— START OF Data provided —

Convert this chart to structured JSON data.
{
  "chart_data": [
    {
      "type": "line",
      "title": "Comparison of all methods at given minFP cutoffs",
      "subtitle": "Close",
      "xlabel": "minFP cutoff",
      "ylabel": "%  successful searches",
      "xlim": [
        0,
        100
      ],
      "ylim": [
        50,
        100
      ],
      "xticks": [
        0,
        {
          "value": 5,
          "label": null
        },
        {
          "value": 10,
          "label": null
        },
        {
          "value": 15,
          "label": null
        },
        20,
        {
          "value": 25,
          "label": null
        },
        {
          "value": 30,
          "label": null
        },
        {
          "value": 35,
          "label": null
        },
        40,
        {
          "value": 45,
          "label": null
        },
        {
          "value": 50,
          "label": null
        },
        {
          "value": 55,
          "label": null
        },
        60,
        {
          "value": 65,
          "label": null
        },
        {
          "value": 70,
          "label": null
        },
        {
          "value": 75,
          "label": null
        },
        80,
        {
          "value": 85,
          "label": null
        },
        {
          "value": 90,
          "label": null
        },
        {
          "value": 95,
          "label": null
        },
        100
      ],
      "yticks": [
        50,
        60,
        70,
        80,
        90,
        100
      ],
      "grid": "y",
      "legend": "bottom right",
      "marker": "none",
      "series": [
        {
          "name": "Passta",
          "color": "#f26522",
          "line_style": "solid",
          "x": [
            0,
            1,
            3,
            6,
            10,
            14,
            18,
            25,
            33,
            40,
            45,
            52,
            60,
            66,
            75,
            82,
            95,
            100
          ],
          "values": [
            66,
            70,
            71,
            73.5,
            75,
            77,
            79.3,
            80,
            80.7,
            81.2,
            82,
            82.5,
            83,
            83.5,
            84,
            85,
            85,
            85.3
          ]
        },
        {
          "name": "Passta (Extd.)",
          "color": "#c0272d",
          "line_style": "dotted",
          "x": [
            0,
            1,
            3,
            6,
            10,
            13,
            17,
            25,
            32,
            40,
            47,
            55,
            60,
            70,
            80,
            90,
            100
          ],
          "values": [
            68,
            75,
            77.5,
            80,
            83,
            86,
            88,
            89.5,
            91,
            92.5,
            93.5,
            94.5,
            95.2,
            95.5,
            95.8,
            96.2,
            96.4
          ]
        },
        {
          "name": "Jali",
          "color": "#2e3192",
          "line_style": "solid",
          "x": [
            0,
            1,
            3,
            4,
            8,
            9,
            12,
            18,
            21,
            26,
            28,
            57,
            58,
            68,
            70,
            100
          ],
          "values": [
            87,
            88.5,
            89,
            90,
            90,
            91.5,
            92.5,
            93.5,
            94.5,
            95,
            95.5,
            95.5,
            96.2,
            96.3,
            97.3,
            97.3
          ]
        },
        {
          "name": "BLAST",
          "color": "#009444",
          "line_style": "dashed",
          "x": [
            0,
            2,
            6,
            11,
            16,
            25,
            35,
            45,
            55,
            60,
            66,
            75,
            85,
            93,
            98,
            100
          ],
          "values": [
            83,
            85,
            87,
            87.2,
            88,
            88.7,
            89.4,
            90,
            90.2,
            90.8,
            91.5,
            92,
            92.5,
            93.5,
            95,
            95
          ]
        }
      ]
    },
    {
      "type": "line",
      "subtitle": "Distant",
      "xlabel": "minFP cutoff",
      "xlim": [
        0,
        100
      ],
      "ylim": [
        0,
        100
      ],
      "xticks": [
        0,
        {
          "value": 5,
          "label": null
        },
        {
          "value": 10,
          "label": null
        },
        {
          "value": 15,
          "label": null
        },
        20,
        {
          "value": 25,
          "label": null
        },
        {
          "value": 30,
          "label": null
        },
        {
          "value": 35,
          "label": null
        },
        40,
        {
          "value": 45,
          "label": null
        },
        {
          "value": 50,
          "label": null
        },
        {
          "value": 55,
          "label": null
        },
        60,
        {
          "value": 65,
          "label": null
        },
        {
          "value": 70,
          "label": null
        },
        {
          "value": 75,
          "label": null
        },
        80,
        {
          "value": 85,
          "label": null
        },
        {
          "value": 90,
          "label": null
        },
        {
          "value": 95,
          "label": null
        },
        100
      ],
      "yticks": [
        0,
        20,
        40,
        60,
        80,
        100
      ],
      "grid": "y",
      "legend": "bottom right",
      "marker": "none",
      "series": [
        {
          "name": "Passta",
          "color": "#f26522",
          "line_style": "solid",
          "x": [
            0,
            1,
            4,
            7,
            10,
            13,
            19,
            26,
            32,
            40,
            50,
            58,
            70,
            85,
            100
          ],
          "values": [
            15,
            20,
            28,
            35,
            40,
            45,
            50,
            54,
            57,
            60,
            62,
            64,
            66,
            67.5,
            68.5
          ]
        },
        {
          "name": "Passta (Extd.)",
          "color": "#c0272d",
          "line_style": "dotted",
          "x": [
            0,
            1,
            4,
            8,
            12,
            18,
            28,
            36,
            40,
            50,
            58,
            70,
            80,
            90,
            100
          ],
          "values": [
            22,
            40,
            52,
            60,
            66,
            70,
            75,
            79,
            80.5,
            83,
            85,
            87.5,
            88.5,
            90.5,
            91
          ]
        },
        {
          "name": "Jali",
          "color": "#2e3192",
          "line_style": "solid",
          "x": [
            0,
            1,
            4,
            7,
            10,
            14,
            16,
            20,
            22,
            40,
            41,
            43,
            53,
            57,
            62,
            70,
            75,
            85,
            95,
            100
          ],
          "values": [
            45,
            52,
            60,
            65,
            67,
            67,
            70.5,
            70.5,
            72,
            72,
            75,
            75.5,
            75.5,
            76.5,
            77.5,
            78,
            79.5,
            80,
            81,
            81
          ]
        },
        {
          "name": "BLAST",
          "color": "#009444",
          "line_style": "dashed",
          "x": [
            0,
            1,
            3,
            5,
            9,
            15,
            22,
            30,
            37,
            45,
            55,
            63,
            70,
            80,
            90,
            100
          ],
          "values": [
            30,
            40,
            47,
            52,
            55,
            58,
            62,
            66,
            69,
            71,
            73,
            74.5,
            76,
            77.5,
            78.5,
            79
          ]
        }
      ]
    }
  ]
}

— END OF Data provided —

= Your instructions =
Write out every entry exactly as given.

= Expected output =
Convert this chart to structured JSON data.
{
  "chart_data": [
    {
      "type": "line",
      "title": "Comparison of all methods at given minFP cutoffs",
      "subtitle": "Close",
      "xlabel": "minFP cutoff",
      "ylabel": "%  successful searches",
      "xlim": [
        0,
        100
      ],
      "ylim": [
        50,
        100
      ],
      "xticks": [
        0,
        {
          "value": 5,
          "label": null
        },
        {
          "value": 10,
          "label": null
        },
        {
          "value": 15,
          "label": null
        },
        20,
        {
          "value": 25,
          "label": null
        },
        {
          "value": 30,
          "label": null
        },
        {
          "value": 35,
          "label": null
        },
        40,
        {
          "value": 45,
          "label": null
        },
        {
          "value": 50,
          "label": null
        },
        {
          "value": 55,
          "label": null
        },
        60,
        {
          "value": 65,
          "label": null
        },
        {
          "value": 70,
          "label": null
        },
        {
          "value": 75,
          "label": null
        },
        80,
        {
          "value": 85,
          "label": null
        },
        {
          "value": 90,
          "label": null
        },
        {
          "value": 95,
          "label": null
        },
        100
      ],
      "yticks": [
        50,
        60,
        70,
        80,
        90,
        100
      ],
      "grid": "y",
      "legend": "bottom right",
      "marker": "none",
      "series": [
        {
          "name": "Passta",
          "color": "#f26522",
          "line_style": "solid",
          "x": [
            0,
            1,
            3,
            6,
            10,
            14,
            18,
            25,
            33,
            40,
            45,
            52,
            60,
            66,
            75,
            82,
            95,
            100
          ],
          "values": [
            66,
            70,
            71,
            73.5,
            75,
            77,
            79.3,
            80,
            80.7,
            81.2,
            82,
            82.5,
            83,
            83.5,
            84,
            85,
            85,
            85.3
          ]
        },
        {
          "name": "Passta (Extd.)",
          "color": "#c0272d",
          "line_style": "dotted",
          "x": [
            0,
            1,
            3,
            6,
            10,
            13,
            17,
            25,
            32,
            40,
            47,
            55,
            60,
            70,
            80,
            90,
            100
          ],
          "values": [
            68,
            75,
            77.5,
            80,
            83,
            86,
            88,
            89.5,
            91,
            92.5,
            93.5,
            94.5,
            95.2,
            95.5,
            95.8,
            96.2,
            96.4
          ]
        },
        {
          "name": "Jali",
          "color": "#2e3192",
          "line_style": "solid",
          "x": [
            0,
            1,
            3,
            4,
            8,
            9,
            12,
            18,
            21,
            26,
            28,
            57,
            58,
            68,
            70,
            100
          ],
          "values": [
            87,
            88.5,
            89,
            90,
            90,
            91.5,
            92.5,
            93.5,
            94.5,
            95,
            95.5,
            95.5,
            96.2,
            96.3,
            97.3,
            97.3
          ]
        },
        {
          "name": "BLAST",
          "color": "#009444",
          "line_style": "dashed",
          "x": [
            0,
            2,
            6,
            11,
            16,
            25,
            35,
            45,
            55,
            60,
            66,
            75,
            85,
            93,
            98,
            100
          ],
          "values": [
            83,
            85,
            87,
            87.2,
            88,
            88.7,
            89.4,
            90,
            90.2,
            90.8,
            91.5,
            92,
            92.5,
            93.5,
            95,
            95
          ]
        }
      ]
    },
    {
      "type": "line",
      "subtitle": "Distant",
      "xlabel": "minFP cutoff",
      "xlim": [
        0,
        100
      ],
      "ylim": [
        0,
        100
      ],
      "xticks": [
        0,
        {
          "value": 5,
          "label": null
        },
        {
          "value": 10,
          "label": null
        },
        {
          "value": 15,
          "label": null
        },
        20,
        {
          "value": 25,
          "label": null
        },
        {
          "value": 30,
          "label": null
        },
        {
          "value": 35,
          "label": null
        },
        40,
        {
          "value": 45,
          "label": null
        },
        {
          "value": 50,
          "label": null
        },
        {
          "value": 55,
          "label": null
        },
        60,
        {
          "value": 65,
          "label": null
        },
        {
          "value": 70,
          "label": null
        },
        {
          "value": 75,
          "label": null
        },
        80,
        {
          "value": 85,
          "label": null
        },
        {
          "value": 90,
          "label": null
        },
        {
          "value": 95,
          "label": null
        },
        100
      ],
      "yticks": [
        0,
        20,
        40,
        60,
        80,
        100
      ],
      "grid": "y",
      "legend": "bottom right",
      "marker": "none",
      "series": [
        {
          "name": "Passta",
          "color": "#f26522",
          "line_style": "solid",
          "x": [
            0,
            1,
            4,
            7,
            10,
            13,
            19,
            26,
            32,
            40,
            50,
            58,
            70,
            85,
            100
          ],
          "values": [
            15,
            20,
            28,
            35,
            40,
            45,
            50,
            54,
            57,
            60,
            62,
            64,
            66,
            67.5,
            68.5
          ]
        },
        {
          "name": "Passta (Extd.)",
          "color": "#c0272d",
          "line_style": "dotted",
          "x": [
            0,
            1,
            4,
            8,
            12,
            18,
            28,
            36,
            40,
            50,
            58,
            70,
            80,
            90,
            100
          ],
          "values": [
            22,
            40,
            52,
            60,
            66,
            70,
            75,
            79,
            80.5,
            83,
            85,
            87.5,
            88.5,
            90.5,
            91
          ]
        },
        {
          "name": "Jali",
          "color": "#2e3192",
          "line_style": "solid",
          "x": [
            0,
            1,
            4,
            7,
            10,
            14,
            16,
            20,
            22,
            40,
            41,
            43,
            53,
            57,
            62,
            70,
            75,
            85,
            95,
            100
          ],
          "values": [
            45,
            52,
            60,
            65,
            67,
            67,
            70.5,
            70.5,
            72,
            72,
            75,
            75.5,
            75.5,
            76.5,
            77.5,
            78,
            79.5,
            80,
            81,
            81
          ]
        },
        {
          "name": "BLAST",
          "color": "#009444",
          "line_style": "dashed",
          "x": [
            0,
            1,
            3,
            5,
            9,
            15,
            22,
            30,
            37,
            45,
            55,
            63,
            70,
            80,
            90,
            100
          ],
          "values": [
            30,
            40,
            47,
            52,
            55,
            58,
            62,
            66,
            69,
            71,
            73,
            74.5,
            76,
            77.5,
            78.5,
            79
          ]
        }
      ]
    }
  ]
}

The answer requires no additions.